| Exercise task |
The records below must be duplicated exactly, character for character.

# start of The data

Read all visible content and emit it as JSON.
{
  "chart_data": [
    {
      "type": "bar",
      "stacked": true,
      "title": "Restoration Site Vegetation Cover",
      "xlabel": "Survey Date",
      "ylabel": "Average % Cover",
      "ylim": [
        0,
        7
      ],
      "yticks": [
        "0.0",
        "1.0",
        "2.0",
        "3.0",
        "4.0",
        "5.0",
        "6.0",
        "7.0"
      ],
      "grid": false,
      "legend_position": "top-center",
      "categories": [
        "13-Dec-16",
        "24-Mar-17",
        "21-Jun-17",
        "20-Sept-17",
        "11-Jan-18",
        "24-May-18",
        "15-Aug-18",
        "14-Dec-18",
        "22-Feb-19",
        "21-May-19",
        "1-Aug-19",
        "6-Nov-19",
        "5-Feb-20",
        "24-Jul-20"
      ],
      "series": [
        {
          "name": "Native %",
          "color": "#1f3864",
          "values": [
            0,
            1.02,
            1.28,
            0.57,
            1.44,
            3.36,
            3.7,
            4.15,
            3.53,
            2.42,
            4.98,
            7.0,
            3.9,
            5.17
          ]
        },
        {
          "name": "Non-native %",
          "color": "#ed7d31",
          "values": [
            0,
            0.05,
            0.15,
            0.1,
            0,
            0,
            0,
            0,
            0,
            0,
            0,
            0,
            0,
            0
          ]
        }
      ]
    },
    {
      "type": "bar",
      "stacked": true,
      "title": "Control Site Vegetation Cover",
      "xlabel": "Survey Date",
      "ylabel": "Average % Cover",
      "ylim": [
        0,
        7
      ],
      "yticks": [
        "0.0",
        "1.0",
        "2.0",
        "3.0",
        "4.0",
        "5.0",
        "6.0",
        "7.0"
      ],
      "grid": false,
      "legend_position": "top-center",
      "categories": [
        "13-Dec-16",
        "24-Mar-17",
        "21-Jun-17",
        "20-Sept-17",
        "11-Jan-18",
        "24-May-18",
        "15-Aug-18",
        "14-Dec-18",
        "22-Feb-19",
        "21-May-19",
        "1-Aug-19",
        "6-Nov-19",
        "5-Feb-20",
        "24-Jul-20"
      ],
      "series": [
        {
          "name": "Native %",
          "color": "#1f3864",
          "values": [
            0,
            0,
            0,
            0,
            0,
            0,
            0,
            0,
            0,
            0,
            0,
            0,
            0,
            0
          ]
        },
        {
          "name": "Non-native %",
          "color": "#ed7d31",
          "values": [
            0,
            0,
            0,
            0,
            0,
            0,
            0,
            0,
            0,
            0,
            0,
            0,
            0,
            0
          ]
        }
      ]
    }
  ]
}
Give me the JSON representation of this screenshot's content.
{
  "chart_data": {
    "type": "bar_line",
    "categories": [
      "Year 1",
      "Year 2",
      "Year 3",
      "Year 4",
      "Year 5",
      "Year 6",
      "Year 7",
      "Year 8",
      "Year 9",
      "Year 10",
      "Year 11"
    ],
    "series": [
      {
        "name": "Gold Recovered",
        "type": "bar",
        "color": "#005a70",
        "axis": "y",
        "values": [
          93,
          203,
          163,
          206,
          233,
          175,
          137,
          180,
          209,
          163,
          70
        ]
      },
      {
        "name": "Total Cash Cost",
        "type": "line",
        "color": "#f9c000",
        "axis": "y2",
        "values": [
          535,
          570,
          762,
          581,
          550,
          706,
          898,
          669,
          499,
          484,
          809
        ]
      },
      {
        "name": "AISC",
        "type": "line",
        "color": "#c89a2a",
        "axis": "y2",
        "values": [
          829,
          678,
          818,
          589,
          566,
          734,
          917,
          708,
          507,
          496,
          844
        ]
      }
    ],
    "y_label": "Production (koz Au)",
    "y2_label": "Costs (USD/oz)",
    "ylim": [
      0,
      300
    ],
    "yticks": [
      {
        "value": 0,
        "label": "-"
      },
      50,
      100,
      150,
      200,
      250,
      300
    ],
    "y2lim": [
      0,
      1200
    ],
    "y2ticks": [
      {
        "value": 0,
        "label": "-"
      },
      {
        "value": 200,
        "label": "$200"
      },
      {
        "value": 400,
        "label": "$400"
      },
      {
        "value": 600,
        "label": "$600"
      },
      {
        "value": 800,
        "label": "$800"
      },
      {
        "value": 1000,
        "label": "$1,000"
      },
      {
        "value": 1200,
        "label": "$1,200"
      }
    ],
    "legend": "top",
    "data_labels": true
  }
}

# end of The data

| Result for this task |
Read all visible content and emit it as JSON.
{
  "chart_data": [
    {
      "type": "bar",
      "stacked": true,
      "title": "Restoration Site Vegetation Cover",
      "xlabel": "Survey Date",
      "ylabel": "Average % Cover",
      "ylim": [
        0,
        7
      ],
      "yticks": [
        "0.0",
        "1.0",
        "2.0",
        "3.0",
        "4.0",
        "5.0",
        "6.0",
        "7.0"
      ],
      "grid": false,
      "legend_position": "top-center",
      "categories": [
        "13-Dec-16",
        "24-Mar-17",
        "21-Jun-17",
        "20-Sept-17",
        "11-Jan-18",
        "24-May-18",
        "15-Aug-18",
        "14-Dec-18",
        "22-Feb-19",
        "21-May-19",
        "1-Aug-19",
        "6-Nov-19",
        "5-Feb-20",
        "24-Jul-20"
      ],
      "series": [
        {
          "name": "Native %",
          "color": "#1f3864",
          "values": [
            0,
            1.02,
            1.28,
            0.57,
            1.44,
            3.36,
            3.7,
            4.15,
            3.53,
            2.42,
            4.98,
            7.0,
            3.9,
            5.17
          ]
        },
        {
          "name": "Non-native %",
          "color": "#ed7d31",
          "values": [
            0,
            0.05,
            0.15,
            0.1,
            0,
            0,
            0,
            0,
            0,
            0,
            0,
            0,
            0,
            0
          ]
        }
      ]
    },
    {
      "type": "bar",
      "stacked": true,
      "title": "Control Site Vegetation Cover",
      "xlabel": "Survey Date",
      "ylabel": "Average % Cover",
      "ylim": [
        0,
        7
      ],
      "yticks": [
        "0.0",
        "1.0",
        "2.0",
        "3.0",
        "4.0",
        "5.0",
        "6.0",
        "7.0"
      ],
      "grid": false,
      "legend_position": "top-center",
      "categories": [
        "13-Dec-16",
        "24-Mar-17",
        "21-Jun-17",
        "20-Sept-17",
        "11-Jan-18",
        "24-May-18",
        "15-Aug-18",
        "14-Dec-18",
        "22-Feb-19",
        "21-May-19",
        "1-Aug-19",
        "6-Nov-19",
        "5-Feb-20",
        "24-Jul-20"
      ],
      "series": [
        {
          "name": "Native %",
          "color": "#1f3864",
          "values": [
            0,
            0,
            0,
            0,
            0,
            0,
            0,
            0,
            0,
            0,
            0,
            0,
            0,
            0
          ]
        },
        {
          "name": "Non-native %",
          "color": "#ed7d31",
          "values": [
            0,
            0,
            0,
            0,
            0,
            0,
            0,
            0,
            0,
            0,
            0,
            0,
            0,
            0
          ]
        }
      ]
    }
  ]
}
Give me the JSON representation of this screenshot's content.
{
  "chart_data": {
    "type": "bar_line",
    "categories": [
      "Year 1",
      "Year 2",
      "Year 3",
      "Year 4",
      "Year 5",
      "Year 6",
      "Year 7",
      "Year 8",
      "Year 9",
      "Year 10",
      "Year 11"
    ],
    "series": [
      {
        "name": "Gold Recovered",
        "type": "bar",
        "color": "#005a70",
        "axis": "y",
        "values": [
          93,
          203,
          163,
          206,
          233,
          175,
          137,
          180,
          209,
          163,
          70
        ]
      },
      {
        "name": "Total Cash Cost",
        "type": "line",
        "color": "#f9c000",
        "axis": "y2",
        "values": [
          535,
          570,
          762,
          581,
          550,
          706,
          898,
          669,
          499,
          484,
          809
        ]
      },
      {
        "name": "AISC",
        "type": "line",
        "color": "#c89a2a",
        "axis": "y2",
        "values": [
          829,
          678,
          818,
          589,
          566,
          734,
          917,
          708,
          507,
          496,
          844
        ]
      }
    ],
    "y_label": "Production (koz Au)",
    "y2_label": "Costs (USD/oz)",
    "ylim": [
      0,
      300
    ],
    "yticks": [
      {
        "value": 0,
        "label": "-"
      },
      50,
      100,
      150,
      200,
      250,
      300
    ],
    "y2lim": [
      0,
      1200
    ],
    "y2ticks": [
      {
        "value": 0,
        "label": "-"
      },
      {
        "value": 200,
        "label": "$200"
      },
      {
        "value": 400,
        "label": "$400"
      },
      {
        "value": 600,
        "label": "$600"
      },
      {
        "value": 800,
        "label": "$800"
      },
      {
        "value": 1000,
        "label": "$1,000"
      },
      {
        "value": 1200,
        "label": "$1,200"
      }
    ],
    "legend": "top",
    "data_labels": true
  }
}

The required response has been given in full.